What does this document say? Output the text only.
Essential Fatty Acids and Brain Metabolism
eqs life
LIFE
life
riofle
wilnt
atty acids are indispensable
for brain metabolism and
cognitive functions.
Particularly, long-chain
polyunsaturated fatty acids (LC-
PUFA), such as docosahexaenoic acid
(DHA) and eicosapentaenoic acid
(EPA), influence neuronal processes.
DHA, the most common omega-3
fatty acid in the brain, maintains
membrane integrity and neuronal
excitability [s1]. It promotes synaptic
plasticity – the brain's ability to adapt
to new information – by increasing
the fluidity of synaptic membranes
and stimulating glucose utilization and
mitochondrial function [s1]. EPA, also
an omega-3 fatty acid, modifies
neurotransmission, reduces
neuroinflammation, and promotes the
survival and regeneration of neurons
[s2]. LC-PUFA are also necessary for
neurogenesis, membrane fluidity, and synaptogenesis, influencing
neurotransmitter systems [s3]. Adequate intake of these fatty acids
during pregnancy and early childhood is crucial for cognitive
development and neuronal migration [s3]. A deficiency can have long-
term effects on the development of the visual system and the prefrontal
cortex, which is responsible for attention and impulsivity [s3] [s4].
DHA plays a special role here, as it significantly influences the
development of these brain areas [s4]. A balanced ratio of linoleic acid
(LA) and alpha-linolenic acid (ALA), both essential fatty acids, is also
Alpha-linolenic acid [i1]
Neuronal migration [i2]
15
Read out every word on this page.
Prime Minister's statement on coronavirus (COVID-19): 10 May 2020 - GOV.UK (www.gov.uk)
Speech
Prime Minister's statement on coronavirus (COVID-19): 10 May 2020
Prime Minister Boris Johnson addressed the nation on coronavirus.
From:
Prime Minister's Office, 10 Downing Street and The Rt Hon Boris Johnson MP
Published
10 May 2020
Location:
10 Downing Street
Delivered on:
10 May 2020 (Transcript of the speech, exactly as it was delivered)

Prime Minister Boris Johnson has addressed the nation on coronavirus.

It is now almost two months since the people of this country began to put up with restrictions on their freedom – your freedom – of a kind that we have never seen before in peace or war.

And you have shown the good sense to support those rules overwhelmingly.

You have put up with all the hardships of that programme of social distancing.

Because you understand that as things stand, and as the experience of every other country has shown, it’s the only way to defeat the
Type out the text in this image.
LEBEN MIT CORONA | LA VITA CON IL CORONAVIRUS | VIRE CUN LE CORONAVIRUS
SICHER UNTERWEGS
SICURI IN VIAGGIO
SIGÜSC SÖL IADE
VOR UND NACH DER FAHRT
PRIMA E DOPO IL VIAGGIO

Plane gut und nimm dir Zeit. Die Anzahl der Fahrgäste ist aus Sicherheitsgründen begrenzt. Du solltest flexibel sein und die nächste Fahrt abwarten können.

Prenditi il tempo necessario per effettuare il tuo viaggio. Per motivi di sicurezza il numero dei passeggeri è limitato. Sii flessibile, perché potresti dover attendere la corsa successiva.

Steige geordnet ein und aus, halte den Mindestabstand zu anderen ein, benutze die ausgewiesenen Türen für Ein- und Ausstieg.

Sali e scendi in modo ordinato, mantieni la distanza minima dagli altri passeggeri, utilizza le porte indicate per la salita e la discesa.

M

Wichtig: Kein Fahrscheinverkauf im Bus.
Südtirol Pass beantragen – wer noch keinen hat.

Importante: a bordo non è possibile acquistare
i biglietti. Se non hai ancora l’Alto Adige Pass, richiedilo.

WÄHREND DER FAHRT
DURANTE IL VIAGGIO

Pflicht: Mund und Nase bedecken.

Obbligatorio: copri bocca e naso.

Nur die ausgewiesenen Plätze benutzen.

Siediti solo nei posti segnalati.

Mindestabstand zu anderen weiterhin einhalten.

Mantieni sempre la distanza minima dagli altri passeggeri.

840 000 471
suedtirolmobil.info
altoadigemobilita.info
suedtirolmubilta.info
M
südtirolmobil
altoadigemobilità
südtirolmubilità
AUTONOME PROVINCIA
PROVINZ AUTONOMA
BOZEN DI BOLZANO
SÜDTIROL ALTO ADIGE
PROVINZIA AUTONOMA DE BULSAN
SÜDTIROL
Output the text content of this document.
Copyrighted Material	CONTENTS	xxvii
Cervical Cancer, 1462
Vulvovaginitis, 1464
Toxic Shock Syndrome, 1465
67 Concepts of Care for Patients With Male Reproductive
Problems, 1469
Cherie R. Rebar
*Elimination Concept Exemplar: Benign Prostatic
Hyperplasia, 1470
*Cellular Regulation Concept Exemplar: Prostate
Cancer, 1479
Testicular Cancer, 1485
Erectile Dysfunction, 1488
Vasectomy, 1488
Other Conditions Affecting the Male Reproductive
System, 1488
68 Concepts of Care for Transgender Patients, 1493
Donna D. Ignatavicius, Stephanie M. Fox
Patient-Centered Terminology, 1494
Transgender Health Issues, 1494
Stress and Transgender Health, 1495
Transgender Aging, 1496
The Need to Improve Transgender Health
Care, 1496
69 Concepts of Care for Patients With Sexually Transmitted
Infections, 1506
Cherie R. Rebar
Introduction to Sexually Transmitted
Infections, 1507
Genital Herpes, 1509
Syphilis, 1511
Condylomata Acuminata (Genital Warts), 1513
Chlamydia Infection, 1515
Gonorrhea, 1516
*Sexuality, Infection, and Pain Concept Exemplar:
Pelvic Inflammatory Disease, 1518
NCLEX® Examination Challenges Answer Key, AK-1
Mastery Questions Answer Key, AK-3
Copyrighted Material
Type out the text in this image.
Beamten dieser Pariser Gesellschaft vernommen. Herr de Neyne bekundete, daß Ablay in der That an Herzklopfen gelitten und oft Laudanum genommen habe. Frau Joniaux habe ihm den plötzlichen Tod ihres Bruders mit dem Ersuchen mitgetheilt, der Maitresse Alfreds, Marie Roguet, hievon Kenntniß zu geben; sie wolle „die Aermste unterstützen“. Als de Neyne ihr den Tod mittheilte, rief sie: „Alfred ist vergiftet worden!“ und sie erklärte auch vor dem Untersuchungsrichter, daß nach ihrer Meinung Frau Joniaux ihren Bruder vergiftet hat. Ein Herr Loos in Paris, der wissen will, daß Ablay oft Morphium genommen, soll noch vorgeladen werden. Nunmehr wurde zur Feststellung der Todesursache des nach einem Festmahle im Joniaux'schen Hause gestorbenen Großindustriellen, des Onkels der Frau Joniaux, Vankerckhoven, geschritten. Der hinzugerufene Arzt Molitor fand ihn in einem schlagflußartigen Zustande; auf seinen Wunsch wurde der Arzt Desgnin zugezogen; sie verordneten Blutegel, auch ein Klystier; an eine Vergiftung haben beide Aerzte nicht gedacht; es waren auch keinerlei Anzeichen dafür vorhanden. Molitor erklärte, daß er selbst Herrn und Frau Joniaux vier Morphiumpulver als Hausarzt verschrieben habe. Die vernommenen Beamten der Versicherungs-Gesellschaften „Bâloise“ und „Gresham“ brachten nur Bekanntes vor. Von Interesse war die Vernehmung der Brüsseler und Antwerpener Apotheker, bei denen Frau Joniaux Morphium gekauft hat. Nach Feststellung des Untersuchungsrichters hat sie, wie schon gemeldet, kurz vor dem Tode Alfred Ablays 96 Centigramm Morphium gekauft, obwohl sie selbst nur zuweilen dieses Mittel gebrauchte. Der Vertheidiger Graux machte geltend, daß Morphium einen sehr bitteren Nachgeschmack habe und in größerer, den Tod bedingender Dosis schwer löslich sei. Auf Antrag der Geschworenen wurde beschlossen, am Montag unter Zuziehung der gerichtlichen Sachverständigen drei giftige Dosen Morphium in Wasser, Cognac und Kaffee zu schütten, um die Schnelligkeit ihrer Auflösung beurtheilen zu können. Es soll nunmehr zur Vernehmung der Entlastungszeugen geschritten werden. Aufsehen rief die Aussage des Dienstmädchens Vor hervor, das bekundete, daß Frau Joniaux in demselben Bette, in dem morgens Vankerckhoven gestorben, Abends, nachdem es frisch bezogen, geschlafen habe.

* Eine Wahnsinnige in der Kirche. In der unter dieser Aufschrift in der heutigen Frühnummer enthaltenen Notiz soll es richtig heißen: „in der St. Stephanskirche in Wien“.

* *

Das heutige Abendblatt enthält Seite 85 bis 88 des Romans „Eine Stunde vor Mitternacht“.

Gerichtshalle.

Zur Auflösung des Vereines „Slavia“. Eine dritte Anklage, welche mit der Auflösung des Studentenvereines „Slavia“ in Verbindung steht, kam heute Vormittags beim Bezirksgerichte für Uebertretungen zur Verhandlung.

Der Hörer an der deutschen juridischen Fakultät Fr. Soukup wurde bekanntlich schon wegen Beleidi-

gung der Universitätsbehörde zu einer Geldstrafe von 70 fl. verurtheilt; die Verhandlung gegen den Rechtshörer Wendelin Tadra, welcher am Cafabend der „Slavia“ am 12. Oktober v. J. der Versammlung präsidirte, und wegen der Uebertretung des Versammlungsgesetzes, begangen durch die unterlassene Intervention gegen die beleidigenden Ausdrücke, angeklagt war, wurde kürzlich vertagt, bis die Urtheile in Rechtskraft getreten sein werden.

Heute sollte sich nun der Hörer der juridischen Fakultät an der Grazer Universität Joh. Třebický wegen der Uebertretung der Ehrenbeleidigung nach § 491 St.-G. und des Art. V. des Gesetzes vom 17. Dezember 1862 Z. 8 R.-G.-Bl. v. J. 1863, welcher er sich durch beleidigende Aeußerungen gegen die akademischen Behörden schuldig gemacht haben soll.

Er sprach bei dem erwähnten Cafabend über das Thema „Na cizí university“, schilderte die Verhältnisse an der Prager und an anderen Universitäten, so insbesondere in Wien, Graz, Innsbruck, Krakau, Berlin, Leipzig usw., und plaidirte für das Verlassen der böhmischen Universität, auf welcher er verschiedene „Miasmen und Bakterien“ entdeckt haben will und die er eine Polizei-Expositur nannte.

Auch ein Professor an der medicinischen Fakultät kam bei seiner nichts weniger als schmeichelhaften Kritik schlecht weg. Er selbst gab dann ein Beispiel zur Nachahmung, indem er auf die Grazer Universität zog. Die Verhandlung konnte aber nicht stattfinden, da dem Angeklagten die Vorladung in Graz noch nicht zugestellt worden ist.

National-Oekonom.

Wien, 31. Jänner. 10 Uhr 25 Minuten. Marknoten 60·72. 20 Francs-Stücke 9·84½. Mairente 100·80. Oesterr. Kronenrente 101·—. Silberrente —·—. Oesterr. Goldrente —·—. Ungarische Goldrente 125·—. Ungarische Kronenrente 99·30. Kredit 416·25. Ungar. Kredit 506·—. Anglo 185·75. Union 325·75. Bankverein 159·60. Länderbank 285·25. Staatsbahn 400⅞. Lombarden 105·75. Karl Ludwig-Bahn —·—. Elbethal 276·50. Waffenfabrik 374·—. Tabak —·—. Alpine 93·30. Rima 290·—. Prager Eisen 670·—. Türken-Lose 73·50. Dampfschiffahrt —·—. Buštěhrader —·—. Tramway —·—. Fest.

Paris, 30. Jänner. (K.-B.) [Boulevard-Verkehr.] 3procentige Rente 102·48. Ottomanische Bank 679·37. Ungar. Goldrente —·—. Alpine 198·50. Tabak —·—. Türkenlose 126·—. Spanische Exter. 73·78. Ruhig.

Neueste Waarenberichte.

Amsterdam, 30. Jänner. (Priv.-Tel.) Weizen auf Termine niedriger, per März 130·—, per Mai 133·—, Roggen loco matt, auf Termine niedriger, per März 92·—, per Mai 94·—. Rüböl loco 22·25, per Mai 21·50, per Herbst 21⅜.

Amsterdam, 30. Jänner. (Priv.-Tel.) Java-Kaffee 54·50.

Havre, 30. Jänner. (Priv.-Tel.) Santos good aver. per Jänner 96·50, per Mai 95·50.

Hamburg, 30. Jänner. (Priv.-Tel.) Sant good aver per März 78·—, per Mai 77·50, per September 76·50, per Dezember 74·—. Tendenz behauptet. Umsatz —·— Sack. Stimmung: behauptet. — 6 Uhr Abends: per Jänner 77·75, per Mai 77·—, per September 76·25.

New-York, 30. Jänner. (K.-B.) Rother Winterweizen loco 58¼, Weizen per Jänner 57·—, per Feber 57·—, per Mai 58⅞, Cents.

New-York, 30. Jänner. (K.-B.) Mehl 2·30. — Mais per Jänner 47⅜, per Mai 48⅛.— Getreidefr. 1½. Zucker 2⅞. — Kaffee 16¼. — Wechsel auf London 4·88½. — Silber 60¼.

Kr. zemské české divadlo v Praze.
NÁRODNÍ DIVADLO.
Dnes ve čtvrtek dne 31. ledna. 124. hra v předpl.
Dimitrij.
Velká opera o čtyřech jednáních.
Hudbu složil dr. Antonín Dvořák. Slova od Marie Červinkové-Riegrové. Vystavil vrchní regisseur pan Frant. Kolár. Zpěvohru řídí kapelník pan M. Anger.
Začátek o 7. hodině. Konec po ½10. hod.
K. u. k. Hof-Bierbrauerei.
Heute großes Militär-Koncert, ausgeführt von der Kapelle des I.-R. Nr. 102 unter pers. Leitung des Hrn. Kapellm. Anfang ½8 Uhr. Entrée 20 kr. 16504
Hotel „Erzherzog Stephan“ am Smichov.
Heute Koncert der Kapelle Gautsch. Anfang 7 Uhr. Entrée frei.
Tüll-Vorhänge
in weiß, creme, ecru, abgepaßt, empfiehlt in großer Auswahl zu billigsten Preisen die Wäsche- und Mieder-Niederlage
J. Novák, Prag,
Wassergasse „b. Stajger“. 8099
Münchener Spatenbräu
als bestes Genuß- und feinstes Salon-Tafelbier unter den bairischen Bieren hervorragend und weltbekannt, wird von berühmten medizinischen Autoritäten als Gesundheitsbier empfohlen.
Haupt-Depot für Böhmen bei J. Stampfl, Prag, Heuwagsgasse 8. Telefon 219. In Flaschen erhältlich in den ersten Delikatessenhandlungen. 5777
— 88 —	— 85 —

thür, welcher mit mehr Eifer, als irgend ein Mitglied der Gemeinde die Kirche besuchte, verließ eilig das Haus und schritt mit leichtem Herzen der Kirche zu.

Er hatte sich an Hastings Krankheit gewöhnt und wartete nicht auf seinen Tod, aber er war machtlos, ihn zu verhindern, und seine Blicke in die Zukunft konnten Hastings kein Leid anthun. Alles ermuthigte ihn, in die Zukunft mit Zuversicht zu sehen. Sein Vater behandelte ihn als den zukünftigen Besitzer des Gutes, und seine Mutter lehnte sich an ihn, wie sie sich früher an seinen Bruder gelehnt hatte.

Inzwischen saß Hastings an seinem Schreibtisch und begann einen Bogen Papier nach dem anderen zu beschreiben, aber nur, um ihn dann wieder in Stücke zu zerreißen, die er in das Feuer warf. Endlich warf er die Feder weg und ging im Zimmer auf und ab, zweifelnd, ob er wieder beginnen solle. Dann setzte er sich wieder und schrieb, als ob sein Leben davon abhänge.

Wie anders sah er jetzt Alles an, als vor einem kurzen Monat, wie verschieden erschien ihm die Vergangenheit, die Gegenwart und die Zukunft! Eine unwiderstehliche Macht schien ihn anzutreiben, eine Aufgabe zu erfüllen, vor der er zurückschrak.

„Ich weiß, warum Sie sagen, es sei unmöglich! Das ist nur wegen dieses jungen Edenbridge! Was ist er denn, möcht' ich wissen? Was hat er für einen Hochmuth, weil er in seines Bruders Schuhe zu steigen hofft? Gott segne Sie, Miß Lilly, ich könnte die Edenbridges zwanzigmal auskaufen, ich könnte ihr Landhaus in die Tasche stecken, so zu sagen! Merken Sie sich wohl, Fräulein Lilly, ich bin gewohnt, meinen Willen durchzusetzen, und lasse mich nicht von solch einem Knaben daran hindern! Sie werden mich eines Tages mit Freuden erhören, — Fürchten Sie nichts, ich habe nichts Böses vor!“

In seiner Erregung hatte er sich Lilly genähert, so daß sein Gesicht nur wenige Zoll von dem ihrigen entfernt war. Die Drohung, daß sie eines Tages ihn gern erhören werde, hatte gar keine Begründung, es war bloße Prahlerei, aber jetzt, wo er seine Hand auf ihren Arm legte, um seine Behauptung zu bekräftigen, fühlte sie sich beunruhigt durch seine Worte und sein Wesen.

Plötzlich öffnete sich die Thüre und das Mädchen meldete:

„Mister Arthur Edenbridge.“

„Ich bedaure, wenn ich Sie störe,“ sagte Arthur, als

—————

#### Work request
Your task is to list each line of the records with the word "dagli".

#### Exercise answer
Sali e scendi in modo ordinato, mantieni la distanza minima dagli altri passeggeri, utilizza le porte indicate per la salita e la discesa.
Mantieni sempre la distanza minima dagli altri passeggeri.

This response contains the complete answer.